▶ Task details
Quote the entries word for word. Omit the pictures.

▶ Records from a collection
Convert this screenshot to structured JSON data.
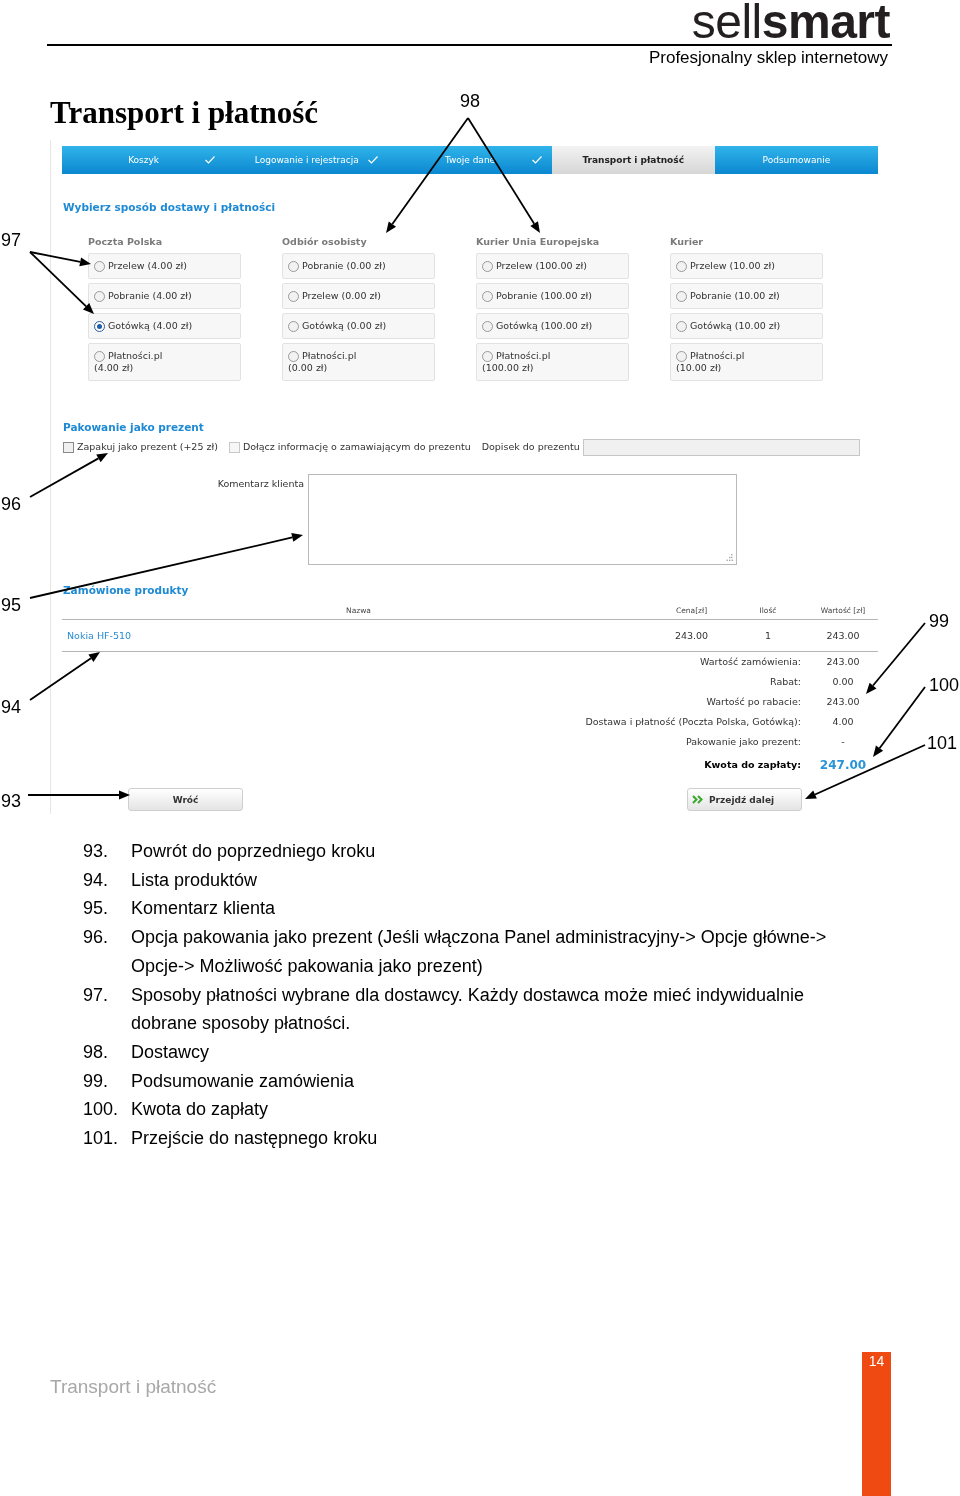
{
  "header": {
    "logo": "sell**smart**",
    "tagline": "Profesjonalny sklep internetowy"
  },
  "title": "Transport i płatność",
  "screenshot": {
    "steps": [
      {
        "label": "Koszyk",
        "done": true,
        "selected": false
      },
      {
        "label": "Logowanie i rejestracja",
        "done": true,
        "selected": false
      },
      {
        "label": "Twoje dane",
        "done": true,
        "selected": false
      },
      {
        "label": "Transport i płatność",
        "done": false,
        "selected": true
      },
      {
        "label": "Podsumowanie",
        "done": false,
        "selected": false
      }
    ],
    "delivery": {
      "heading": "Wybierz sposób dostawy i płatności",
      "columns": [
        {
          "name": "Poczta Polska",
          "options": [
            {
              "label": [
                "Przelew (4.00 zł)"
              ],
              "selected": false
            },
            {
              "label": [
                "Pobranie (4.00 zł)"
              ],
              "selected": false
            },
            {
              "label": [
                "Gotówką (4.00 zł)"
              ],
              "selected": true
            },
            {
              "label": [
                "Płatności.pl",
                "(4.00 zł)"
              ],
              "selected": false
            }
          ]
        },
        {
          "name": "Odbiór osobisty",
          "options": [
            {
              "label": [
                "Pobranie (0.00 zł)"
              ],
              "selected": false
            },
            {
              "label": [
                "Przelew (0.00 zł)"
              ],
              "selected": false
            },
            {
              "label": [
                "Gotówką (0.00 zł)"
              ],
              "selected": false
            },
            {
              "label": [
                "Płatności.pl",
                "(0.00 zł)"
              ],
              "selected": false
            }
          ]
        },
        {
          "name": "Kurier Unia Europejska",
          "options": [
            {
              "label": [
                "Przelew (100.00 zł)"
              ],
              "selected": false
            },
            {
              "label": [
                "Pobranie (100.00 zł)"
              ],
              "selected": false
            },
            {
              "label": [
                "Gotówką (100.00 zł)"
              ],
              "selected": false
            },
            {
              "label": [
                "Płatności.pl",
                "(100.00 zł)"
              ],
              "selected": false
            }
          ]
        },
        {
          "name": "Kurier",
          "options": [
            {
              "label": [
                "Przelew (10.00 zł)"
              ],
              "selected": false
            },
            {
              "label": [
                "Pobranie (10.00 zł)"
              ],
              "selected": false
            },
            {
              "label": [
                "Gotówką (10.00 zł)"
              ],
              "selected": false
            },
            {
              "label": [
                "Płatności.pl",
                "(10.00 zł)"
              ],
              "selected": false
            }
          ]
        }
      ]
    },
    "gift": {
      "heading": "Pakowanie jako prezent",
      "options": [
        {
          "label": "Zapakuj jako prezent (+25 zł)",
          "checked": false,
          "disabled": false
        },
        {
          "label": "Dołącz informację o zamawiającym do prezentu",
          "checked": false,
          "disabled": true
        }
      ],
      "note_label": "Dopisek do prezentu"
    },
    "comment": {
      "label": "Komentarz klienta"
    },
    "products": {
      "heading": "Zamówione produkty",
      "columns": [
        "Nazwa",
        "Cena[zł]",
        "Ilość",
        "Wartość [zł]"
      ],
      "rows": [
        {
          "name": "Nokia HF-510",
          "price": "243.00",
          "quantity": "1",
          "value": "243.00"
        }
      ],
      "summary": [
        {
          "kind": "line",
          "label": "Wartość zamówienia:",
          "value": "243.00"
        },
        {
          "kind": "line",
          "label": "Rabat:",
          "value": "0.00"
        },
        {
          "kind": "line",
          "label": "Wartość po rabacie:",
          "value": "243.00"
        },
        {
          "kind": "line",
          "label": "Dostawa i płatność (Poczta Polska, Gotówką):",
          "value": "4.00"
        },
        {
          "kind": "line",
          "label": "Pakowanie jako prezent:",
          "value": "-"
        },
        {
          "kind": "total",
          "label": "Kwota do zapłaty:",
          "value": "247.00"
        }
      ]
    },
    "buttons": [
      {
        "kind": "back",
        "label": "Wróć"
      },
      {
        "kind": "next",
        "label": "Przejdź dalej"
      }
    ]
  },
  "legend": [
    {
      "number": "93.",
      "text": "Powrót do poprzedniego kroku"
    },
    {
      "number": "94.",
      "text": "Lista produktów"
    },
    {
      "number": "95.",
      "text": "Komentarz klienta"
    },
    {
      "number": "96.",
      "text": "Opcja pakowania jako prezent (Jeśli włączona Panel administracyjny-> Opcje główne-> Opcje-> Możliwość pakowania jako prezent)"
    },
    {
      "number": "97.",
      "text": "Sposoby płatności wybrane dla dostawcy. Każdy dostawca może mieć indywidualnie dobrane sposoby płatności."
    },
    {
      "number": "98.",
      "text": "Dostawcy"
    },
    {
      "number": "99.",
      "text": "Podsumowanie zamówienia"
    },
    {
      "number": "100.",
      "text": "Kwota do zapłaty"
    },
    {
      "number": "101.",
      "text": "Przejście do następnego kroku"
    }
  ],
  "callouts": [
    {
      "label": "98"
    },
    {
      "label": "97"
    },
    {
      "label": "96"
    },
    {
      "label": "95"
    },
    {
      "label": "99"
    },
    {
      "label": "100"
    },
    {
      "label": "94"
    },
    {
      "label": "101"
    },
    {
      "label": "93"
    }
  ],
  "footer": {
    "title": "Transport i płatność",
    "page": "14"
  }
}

▶ Solved exercise
Convert this screenshot to structured JSON data.
{
  "header": {
    "logo": "sell**smart**",
    "tagline": "Profesjonalny sklep internetowy"
  },
  "title": "Transport i płatność",
  "screenshot": {
    "steps": [
      {
        "label": "Koszyk",
        "done": true,
        "selected": false
      },
      {
        "label": "Logowanie i rejestracja",
        "done": true,
        "selected": false
      },
      {
        "label": "Twoje dane",
        "done": true,
        "selected": false
      },
      {
        "label": "Transport i płatność",
        "done": false,
        "selected": true
      },
      {
        "label": "Podsumowanie",
        "done": false,
        "selected": false
      }
    ],
    "delivery": {
      "heading": "Wybierz sposób dostawy i płatności",
      "columns": [
        {
          "name": "Poczta Polska",
          "options": [
            {
              "label": [
                "Przelew (4.00 zł)"
              ],
              "selected": false
            },
            {
              "label": [
                "Pobranie (4.00 zł)"
              ],
              "selected": false
            },
            {
              "label": [
                "Gotówką (4.00 zł)"
              ],
              "selected": true
            },
            {
              "label": [
                "Płatności.pl",
                "(4.00 zł)"
              ],
              "selected": false
            }
          ]
        },
        {
          "name": "Odbiór osobisty",
          "options": [
            {
              "label": [
                "Pobranie (0.00 zł)"
              ],
              "selected": false
            },
            {
              "label": [
                "Przelew (0.00 zł)"
              ],
              "selected": false
            },
            {
              "label": [
                "Gotówką (0.00 zł)"
              ],
              "selected": false
            },
            {
              "label": [
                "Płatności.pl",
                "(0.00 zł)"
              ],
              "selected": false
            }
          ]
        },
        {
          "name": "Kurier Unia Europejska",
          "options": [
            {
              "label": [
                "Przelew (100.00 zł)"
              ],
              "selected": false
            },
            {
              "label": [
                "Pobranie (100.00 zł)"
              ],
              "selected": false
            },
            {
              "label": [
                "Gotówką (100.00 zł)"
              ],
              "selected": false
            },
            {
              "label": [
                "Płatności.pl",
                "(100.00 zł)"
              ],
              "selected": false
            }
          ]
        },
        {
          "name": "Kurier",
          "options": [
            {
              "label": [
                "Przelew (10.00 zł)"
              ],
              "selected": false
            },
            {
              "label": [
                "Pobranie (10.00 zł)"
              ],
              "selected": false
            },
            {
              "label": [
                "Gotówką (10.00 zł)"
              ],
              "selected": false
            },
            {
              "label": [
                "Płatności.pl",
                "(10.00 zł)"
              ],
              "selected": false
            }
          ]
        }
      ]
    },
    "gift": {
      "heading": "Pakowanie jako prezent",
      "options": [
        {
          "label": "Zapakuj jako prezent (+25 zł)",
          "checked": false,
          "disabled": false
        },
        {
          "label": "Dołącz informację o zamawiającym do prezentu",
          "checked": false,
          "disabled": true
        }
      ],
      "note_label": "Dopisek do prezentu"
    },
    "comment": {
      "label": "Komentarz klienta"
    },
    "products": {
      "heading": "Zamówione produkty",
      "columns": [
        "Nazwa",
        "Cena[zł]",
        "Ilość",
        "Wartość [zł]"
      ],
      "rows": [
        {
          "name": "Nokia HF-510",
          "price": "243.00",
          "quantity": "1",
          "value": "243.00"
        }
      ],
      "summary": [
        {
          "kind": "line",
          "label": "Wartość zamówienia:",
          "value": "243.00"
        },
        {
          "kind": "line",
          "label": "Rabat:",
          "value": "0.00"
        },
        {
          "kind": "line",
          "label": "Wartość po rabacie:",
          "value": "243.00"
        },
        {
          "kind": "line",
          "label": "Dostawa i płatność (Poczta Polska, Gotówką):",
          "value": "4.00"
        },
        {
          "kind": "line",
          "label": "Pakowanie jako prezent:",
          "value": "-"
        },
        {
          "kind": "total",
          "label": "Kwota do zapłaty:",
          "value": "247.00"
        }
      ]
    },
    "buttons": [
      {
        "kind": "back",
        "label": "Wróć"
      },
      {
        "kind": "next",
        "label": "Przejdź dalej"
      }
    ]
  },
  "legend": [
    {
      "number": "93.",
      "text": "Powrót do poprzedniego kroku"
    },
    {
      "number": "94.",
      "text": "Lista produktów"
    },
    {
      "number": "95.",
      "text": "Komentarz klienta"
    },
    {
      "number": "96.",
      "text": "Opcja pakowania jako prezent (Jeśli włączona Panel administracyjny-> Opcje główne-> Opcje-> Możliwość pakowania jako prezent)"
    },
    {
      "number": "97.",
      "text": "Sposoby płatności wybrane dla dostawcy. Każdy dostawca może mieć indywidualnie dobrane sposoby płatności."
    },
    {
      "number": "98.",
      "text": "Dostawcy"
    },
    {
      "number": "99.",
      "text": "Podsumowanie zamówienia"
    },
    {
      "number": "100.",
      "text": "Kwota do zapłaty"
    },
    {
      "number": "101.",
      "text": "Przejście do następnego kroku"
    }
  ],
  "callouts": [
    {
      "label": "98"
    },
    {
      "label": "97"
    },
    {
      "label": "96"
    },
    {
      "label": "95"
    },
    {
      "label": "99"
    },
    {
      "label": "100"
    },
    {
      "label": "94"
    },
    {
      "label": "101"
    },
    {
      "label": "93"
    }
  ],
  "footer": {
    "title": "Transport i płatność",
    "page": "14"
  }
}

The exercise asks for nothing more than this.